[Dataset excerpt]
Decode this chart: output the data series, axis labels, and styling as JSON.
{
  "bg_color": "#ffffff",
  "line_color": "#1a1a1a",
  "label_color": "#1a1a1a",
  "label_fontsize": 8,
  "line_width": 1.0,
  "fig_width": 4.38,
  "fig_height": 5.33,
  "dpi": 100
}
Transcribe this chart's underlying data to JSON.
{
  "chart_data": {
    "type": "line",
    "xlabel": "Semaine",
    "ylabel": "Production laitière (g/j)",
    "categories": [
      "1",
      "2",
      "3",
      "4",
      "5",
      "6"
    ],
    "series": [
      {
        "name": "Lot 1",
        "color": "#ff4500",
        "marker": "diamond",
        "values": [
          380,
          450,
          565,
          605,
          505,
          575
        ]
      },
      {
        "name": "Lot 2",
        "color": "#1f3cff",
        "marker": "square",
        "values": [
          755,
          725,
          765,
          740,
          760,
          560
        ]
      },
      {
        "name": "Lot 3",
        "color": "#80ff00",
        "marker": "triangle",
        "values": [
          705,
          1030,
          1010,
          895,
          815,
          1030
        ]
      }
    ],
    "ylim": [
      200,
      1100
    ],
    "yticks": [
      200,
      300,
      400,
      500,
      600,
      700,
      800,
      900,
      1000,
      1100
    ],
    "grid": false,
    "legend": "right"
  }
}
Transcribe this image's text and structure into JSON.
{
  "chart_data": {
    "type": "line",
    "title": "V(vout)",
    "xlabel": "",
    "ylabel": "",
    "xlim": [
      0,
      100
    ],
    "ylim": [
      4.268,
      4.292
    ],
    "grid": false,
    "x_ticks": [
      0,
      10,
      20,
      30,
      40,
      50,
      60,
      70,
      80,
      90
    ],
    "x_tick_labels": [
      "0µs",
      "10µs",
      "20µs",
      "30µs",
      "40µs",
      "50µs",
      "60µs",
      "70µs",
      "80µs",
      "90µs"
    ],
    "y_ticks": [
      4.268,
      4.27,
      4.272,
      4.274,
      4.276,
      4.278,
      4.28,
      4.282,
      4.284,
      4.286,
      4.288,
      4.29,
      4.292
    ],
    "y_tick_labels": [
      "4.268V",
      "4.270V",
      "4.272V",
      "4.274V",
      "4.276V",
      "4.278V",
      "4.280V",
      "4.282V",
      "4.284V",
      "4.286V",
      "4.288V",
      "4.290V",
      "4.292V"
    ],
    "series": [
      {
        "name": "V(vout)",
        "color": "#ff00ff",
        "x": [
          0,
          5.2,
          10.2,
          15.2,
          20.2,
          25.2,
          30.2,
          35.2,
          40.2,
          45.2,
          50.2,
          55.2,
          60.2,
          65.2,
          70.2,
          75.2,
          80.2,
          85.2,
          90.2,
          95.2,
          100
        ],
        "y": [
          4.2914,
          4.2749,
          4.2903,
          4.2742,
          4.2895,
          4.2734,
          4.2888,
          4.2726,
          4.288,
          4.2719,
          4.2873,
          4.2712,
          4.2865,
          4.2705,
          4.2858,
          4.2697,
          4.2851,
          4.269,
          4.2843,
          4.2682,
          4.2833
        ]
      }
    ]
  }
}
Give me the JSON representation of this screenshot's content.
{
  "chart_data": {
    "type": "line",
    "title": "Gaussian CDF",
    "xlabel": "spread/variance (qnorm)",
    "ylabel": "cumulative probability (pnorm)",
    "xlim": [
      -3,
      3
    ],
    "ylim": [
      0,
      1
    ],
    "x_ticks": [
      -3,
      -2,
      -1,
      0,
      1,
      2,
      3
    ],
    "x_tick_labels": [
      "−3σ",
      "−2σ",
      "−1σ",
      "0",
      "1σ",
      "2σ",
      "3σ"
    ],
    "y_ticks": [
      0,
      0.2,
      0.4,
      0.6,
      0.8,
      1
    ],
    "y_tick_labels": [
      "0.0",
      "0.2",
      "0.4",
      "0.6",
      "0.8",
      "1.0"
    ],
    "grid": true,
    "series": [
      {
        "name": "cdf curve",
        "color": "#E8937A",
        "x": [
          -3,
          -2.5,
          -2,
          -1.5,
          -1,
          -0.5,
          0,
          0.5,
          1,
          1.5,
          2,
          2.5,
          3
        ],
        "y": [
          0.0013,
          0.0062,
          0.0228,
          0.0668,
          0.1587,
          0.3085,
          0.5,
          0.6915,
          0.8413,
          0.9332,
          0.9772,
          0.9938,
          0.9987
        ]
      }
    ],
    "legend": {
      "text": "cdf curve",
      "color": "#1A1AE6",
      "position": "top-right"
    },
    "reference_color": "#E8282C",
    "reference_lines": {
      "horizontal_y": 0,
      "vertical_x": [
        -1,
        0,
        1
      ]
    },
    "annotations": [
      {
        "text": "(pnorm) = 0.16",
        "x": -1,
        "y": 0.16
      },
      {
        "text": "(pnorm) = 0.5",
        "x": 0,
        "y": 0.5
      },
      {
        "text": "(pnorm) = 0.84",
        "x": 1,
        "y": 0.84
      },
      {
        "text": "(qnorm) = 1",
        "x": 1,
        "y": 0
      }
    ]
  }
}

WHAT THIS TASK INVOLVES ->
Would you give the material above again, complete and exact?

RESULT BELOW ->
Decode this chart: output the data series, axis labels, and styling as JSON.
{
  "bg_color": "#ffffff",
  "line_color": "#1a1a1a",
  "label_color": "#1a1a1a",
  "label_fontsize": 8,
  "line_width": 1.0,
  "fig_width": 4.38,
  "fig_height": 5.33,
  "dpi": 100
}
Transcribe this chart's underlying data to JSON.
{
  "chart_data": {
    "type": "line",
    "xlabel": "Semaine",
    "ylabel": "Production laitière (g/j)",
    "categories": [
      "1",
      "2",
      "3",
      "4",
      "5",
      "6"
    ],
    "series": [
      {
        "name": "Lot 1",
        "color": "#ff4500",
        "marker": "diamond",
        "values": [
          380,
          450,
          565,
          605,
          505,
          575
        ]
      },
      {
        "name": "Lot 2",
        "color": "#1f3cff",
        "marker": "square",
        "values": [
          755,
          725,
          765,
          740,
          760,
          560
        ]
      },
      {
        "name": "Lot 3",
        "color": "#80ff00",
        "marker": "triangle",
        "values": [
          705,
          1030,
          1010,
          895,
          815,
          1030
        ]
      }
    ],
    "ylim": [
      200,
      1100
    ],
    "yticks": [
      200,
      300,
      400,
      500,
      600,
      700,
      800,
      900,
      1000,
      1100
    ],
    "grid": false,
    "legend": "right"
  }
}
Transcribe this image's text and structure into JSON.
{
  "chart_data": {
    "type": "line",
    "title": "V(vout)",
    "xlabel": "",
    "ylabel": "",
    "xlim": [
      0,
      100
    ],
    "ylim": [
      4.268,
      4.292
    ],
    "grid": false,
    "x_ticks": [
      0,
      10,
      20,
      30,
      40,
      50,
      60,
      70,
      80,
      90
    ],
    "x_tick_labels": [
      "0µs",
      "10µs",
      "20µs",
      "30µs",
      "40µs",
      "50µs",
      "60µs",
      "70µs",
      "80µs",
      "90µs"
    ],
    "y_ticks": [
      4.268,
      4.27,
      4.272,
      4.274,
      4.276,
      4.278,
      4.28,
      4.282,
      4.284,
      4.286,
      4.288,
      4.29,
      4.292
    ],
    "y_tick_labels": [
      "4.268V",
      "4.270V",
      "4.272V",
      "4.274V",
      "4.276V",
      "4.278V",
      "4.280V",
      "4.282V",
      "4.284V",
      "4.286V",
      "4.288V",
      "4.290V",
      "4.292V"
    ],
    "series": [
      {
        "name": "V(vout)",
        "color": "#ff00ff",
        "x": [
          0,
          5.2,
          10.2,
          15.2,
          20.2,
          25.2,
          30.2,
          35.2,
          40.2,
          45.2,
          50.2,
          55.2,
          60.2,
          65.2,
          70.2,
          75.2,
          80.2,
          85.2,
          90.2,
          95.2,
          100
        ],
        "y": [
          4.2914,
          4.2749,
          4.2903,
          4.2742,
          4.2895,
          4.2734,
          4.2888,
          4.2726,
          4.288,
          4.2719,
          4.2873,
          4.2712,
          4.2865,
          4.2705,
          4.2858,
          4.2697,
          4.2851,
          4.269,
          4.2843,
          4.2682,
          4.2833
        ]
      }
    ]
  }
}
Give me the JSON representation of this screenshot's content.
{
  "chart_data": {
    "type": "line",
    "title": "Gaussian CDF",
    "xlabel": "spread/variance (qnorm)",
    "ylabel": "cumulative probability (pnorm)",
    "xlim": [
      -3,
      3
    ],
    "ylim": [
      0,
      1
    ],
    "x_ticks": [
      -3,
      -2,
      -1,
      0,
      1,
      2,
      3
    ],
    "x_tick_labels": [
      "−3σ",
      "−2σ",
      "−1σ",
      "0",
      "1σ",
      "2σ",
      "3σ"
    ],
    "y_ticks": [
      0,
      0.2,
      0.4,
      0.6,
      0.8,
      1
    ],
    "y_tick_labels": [
      "0.0",
      "0.2",
      "0.4",
      "0.6",
      "0.8",
      "1.0"
    ],
    "grid": true,
    "series": [
      {
        "name": "cdf curve",
        "color": "#E8937A",
        "x": [
          -3,
          -2.5,
          -2,
          -1.5,
          -1,
          -0.5,
          0,
          0.5,
          1,
          1.5,
          2,
          2.5,
          3
        ],
        "y": [
          0.0013,
          0.0062,
          0.0228,
          0.0668,
          0.1587,
          0.3085,
          0.5,
          0.6915,
          0.8413,
          0.9332,
          0.9772,
          0.9938,
          0.9987
        ]
      }
    ],
    "legend": {
      "text": "cdf curve",
      "color": "#1A1AE6",
      "position": "top-right"
    },
    "reference_color": "#E8282C",
    "reference_lines": {
      "horizontal_y": 0,
      "vertical_x": [
        -1,
        0,
        1
      ]
    },
    "annotations": [
      {
        "text": "(pnorm) = 0.16",
        "x": -1,
        "y": 0.16
      },
      {
        "text": "(pnorm) = 0.5",
        "x": 0,
        "y": 0.5
      },
      {
        "text": "(pnorm) = 0.84",
        "x": 1,
        "y": 0.84
      },
      {
        "text": "(qnorm) = 1",
        "x": 1,
        "y": 0
      }
    ]
  }
}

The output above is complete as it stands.